▶ _LISTED RECORDS_
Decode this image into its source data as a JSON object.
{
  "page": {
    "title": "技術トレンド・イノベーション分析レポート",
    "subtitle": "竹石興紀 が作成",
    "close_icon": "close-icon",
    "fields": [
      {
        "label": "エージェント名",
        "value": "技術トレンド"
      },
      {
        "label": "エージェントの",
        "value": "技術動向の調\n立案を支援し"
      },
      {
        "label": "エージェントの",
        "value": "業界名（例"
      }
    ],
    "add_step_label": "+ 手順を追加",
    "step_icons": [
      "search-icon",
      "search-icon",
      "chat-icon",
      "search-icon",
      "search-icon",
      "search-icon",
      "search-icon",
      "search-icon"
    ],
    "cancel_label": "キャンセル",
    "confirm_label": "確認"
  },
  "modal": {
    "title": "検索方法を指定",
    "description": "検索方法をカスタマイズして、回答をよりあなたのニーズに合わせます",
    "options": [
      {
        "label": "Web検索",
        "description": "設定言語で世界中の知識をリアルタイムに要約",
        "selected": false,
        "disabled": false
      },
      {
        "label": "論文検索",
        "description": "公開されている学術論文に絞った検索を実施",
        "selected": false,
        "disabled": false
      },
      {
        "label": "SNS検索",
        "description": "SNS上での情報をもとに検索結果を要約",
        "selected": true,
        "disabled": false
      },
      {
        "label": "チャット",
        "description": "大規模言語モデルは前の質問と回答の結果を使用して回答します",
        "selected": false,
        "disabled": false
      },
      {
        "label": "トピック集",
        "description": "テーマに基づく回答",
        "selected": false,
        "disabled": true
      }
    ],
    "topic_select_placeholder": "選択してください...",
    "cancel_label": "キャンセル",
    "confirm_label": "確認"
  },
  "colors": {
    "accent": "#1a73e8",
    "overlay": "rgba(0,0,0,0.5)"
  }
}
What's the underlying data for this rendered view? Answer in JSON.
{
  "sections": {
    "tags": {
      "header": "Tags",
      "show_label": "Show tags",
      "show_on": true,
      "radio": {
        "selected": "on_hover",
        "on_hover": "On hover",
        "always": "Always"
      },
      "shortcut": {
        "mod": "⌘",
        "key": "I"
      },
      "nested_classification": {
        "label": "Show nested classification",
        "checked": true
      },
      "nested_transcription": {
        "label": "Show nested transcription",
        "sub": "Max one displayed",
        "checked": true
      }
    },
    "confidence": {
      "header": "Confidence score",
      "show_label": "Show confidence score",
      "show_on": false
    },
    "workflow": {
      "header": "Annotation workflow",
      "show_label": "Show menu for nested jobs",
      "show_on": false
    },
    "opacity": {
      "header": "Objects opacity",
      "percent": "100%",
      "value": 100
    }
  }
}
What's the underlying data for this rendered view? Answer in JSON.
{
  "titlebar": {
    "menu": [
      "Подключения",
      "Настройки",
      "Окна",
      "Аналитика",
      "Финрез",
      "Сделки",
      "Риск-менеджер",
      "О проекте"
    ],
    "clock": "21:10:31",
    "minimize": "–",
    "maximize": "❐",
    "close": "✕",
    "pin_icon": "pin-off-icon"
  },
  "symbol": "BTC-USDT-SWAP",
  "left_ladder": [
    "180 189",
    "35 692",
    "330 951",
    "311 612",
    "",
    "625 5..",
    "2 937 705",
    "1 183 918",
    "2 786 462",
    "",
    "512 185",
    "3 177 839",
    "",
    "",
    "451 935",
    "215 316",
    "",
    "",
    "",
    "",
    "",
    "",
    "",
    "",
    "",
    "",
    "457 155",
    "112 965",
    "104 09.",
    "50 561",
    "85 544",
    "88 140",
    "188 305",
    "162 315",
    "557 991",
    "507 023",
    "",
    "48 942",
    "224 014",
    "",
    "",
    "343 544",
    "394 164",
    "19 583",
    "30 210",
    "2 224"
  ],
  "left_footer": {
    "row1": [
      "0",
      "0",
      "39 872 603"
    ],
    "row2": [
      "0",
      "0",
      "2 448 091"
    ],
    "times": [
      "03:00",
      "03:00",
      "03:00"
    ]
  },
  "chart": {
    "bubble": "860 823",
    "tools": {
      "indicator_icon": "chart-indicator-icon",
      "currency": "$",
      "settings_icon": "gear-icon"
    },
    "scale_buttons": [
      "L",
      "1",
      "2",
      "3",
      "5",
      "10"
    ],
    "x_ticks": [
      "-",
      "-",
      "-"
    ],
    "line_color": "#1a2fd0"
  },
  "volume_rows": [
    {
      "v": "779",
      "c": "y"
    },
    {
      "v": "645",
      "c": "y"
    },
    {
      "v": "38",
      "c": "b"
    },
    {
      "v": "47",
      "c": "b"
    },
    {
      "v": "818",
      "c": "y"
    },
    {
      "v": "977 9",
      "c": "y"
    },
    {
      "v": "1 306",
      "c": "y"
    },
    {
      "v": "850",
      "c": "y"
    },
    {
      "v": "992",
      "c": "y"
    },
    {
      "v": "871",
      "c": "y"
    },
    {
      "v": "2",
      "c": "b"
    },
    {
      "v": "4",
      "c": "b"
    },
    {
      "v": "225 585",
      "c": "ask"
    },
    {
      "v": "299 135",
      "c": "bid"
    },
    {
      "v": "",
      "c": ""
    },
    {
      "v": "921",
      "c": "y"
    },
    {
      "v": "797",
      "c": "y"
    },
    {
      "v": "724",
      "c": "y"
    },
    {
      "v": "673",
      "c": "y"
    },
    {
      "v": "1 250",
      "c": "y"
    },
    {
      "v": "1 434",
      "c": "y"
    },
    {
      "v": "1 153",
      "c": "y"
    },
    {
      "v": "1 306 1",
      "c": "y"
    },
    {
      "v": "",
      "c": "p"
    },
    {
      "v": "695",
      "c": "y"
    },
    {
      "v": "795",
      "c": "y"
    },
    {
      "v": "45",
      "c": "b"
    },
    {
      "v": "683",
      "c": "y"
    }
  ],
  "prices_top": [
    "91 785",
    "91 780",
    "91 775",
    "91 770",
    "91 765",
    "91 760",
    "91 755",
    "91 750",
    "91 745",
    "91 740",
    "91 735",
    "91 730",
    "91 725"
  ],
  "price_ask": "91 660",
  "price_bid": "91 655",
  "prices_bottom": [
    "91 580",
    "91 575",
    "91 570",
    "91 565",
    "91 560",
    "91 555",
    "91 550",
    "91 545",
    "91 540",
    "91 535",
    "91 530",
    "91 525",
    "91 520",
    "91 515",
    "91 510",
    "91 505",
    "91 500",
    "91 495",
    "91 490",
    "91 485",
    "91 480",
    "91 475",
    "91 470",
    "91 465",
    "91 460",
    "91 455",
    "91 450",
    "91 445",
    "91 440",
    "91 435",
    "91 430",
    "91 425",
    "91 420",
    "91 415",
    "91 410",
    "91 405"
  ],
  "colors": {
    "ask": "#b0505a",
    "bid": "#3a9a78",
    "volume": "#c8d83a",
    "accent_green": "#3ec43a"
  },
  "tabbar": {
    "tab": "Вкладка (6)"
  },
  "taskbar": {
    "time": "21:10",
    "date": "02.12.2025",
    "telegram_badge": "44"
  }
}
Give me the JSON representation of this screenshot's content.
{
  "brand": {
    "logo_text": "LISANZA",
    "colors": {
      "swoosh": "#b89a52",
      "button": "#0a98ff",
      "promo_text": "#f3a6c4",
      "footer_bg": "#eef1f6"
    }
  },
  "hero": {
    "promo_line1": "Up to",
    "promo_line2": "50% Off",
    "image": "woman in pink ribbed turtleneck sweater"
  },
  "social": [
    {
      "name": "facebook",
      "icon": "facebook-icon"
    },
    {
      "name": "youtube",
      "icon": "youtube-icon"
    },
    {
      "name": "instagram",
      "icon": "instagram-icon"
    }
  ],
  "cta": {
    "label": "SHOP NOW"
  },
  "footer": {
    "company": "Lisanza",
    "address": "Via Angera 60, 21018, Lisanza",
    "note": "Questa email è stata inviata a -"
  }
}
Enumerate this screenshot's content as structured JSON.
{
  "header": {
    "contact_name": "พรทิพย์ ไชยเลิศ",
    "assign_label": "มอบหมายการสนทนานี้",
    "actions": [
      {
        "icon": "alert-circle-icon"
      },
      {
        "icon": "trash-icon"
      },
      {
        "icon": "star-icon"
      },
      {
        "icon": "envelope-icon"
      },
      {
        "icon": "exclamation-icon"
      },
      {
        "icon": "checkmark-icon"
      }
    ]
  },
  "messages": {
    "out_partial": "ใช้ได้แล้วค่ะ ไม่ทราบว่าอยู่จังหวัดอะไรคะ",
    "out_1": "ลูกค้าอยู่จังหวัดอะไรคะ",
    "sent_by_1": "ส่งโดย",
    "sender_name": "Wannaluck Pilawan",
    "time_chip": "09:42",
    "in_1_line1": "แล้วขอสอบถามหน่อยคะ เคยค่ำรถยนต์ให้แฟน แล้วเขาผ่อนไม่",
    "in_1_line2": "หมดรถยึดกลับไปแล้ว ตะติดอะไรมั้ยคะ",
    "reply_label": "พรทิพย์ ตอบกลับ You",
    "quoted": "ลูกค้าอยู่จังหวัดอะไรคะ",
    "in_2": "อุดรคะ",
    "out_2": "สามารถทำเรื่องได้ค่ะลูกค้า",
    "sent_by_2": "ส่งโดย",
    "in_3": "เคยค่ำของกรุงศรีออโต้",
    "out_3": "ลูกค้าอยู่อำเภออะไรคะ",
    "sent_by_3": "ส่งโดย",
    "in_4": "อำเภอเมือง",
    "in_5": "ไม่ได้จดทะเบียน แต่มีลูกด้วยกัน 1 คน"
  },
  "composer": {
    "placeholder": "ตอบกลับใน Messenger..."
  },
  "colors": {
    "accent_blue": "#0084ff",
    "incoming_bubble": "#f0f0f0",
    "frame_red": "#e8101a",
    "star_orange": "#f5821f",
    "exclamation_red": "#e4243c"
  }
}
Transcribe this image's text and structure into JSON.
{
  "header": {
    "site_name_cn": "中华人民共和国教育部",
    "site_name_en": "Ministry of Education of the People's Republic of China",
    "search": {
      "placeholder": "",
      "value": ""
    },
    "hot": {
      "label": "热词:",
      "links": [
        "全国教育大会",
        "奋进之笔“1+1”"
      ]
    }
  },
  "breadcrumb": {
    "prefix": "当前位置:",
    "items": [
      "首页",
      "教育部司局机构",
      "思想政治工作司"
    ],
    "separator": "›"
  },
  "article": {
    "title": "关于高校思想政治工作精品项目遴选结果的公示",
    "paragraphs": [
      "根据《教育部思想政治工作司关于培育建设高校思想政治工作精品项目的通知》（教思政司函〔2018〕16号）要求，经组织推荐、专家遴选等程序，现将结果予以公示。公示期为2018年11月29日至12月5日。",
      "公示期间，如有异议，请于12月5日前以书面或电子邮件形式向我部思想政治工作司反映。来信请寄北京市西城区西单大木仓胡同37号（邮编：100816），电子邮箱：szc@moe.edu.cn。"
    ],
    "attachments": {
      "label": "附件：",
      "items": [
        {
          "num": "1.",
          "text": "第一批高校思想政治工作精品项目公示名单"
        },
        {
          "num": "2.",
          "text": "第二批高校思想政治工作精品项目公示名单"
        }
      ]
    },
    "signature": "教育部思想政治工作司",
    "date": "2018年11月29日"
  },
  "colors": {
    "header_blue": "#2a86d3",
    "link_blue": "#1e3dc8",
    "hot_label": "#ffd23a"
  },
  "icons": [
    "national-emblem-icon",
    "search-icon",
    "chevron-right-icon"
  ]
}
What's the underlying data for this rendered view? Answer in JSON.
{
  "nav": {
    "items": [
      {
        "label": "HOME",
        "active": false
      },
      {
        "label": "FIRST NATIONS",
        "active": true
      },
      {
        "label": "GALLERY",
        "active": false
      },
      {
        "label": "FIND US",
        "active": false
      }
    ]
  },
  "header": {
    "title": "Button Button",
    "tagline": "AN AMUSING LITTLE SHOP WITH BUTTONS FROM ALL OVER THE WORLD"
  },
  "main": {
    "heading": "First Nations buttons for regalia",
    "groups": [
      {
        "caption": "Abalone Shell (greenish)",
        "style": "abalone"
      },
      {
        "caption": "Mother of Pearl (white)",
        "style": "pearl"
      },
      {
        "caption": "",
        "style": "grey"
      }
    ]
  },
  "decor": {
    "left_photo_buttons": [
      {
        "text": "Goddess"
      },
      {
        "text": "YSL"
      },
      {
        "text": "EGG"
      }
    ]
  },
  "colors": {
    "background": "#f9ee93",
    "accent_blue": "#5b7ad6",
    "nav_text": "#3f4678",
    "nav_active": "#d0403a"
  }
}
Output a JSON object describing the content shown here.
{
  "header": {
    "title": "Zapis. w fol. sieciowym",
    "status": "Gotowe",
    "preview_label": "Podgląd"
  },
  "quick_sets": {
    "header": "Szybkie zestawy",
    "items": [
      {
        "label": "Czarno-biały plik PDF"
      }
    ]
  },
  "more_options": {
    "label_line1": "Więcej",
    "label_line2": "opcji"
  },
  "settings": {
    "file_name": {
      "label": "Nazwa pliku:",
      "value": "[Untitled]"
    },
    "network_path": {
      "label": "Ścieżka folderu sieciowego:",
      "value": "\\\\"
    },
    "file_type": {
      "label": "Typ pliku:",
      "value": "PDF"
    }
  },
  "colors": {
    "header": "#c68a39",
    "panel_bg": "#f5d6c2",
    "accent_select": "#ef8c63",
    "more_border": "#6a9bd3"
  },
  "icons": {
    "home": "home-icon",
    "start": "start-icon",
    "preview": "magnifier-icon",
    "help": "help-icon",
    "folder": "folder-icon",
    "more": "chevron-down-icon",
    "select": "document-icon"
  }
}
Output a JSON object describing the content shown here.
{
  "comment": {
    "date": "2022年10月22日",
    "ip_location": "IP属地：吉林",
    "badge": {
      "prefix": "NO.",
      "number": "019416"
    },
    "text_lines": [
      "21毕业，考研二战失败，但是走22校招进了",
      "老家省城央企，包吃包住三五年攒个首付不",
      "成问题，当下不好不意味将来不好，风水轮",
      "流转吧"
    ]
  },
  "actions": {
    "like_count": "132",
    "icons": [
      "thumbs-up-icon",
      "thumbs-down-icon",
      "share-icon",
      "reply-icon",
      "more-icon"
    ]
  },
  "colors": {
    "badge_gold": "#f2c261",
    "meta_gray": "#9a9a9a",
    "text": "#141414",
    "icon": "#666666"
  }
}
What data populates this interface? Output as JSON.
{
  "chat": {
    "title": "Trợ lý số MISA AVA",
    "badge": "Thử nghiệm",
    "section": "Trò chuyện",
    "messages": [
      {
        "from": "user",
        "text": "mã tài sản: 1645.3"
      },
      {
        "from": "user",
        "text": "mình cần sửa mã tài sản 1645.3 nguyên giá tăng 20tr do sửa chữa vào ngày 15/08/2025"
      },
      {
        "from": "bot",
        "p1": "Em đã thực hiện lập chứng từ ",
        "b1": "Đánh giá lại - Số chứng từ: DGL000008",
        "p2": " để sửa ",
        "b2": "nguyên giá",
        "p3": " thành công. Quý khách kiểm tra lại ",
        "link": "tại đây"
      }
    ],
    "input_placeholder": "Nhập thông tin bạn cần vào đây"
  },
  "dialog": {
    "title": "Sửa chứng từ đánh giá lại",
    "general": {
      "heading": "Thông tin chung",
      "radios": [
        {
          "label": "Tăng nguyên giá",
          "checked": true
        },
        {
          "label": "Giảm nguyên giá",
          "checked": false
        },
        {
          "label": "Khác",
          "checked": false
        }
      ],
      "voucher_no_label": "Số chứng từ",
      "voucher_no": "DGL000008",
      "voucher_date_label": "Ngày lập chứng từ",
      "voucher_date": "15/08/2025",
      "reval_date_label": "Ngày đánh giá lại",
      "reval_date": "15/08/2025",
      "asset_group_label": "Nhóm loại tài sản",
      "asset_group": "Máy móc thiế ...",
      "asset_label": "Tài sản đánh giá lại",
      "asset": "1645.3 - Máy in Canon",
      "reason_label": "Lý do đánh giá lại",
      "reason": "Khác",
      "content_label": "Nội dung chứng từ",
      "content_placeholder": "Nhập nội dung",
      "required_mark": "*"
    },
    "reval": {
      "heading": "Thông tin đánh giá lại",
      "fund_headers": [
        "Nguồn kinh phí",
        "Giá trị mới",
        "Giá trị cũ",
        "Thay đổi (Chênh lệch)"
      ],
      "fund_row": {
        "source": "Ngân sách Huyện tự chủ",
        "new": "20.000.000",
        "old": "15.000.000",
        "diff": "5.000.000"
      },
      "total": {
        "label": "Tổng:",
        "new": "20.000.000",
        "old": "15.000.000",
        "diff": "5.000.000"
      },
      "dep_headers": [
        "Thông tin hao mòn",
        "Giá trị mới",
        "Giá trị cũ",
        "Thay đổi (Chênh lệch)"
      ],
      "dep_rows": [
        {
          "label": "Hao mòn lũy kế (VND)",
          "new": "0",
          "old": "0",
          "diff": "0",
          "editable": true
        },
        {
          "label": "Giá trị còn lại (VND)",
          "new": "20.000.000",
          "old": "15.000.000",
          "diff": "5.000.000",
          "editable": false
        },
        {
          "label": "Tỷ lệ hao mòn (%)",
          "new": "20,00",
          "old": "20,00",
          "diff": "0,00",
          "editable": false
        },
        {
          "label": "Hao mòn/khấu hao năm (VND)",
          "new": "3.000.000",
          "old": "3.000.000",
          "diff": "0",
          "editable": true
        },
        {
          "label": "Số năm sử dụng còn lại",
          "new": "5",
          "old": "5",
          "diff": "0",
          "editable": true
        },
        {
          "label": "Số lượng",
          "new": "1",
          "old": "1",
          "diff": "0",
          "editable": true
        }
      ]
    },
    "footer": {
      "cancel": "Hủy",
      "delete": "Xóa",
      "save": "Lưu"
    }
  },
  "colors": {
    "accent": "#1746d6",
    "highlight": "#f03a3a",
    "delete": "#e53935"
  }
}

▶ _SHORT PROBLEM_
Give the number of lines in the entries that hold the word "caption", and nothing else.

▶ _THE SOLUTION_
3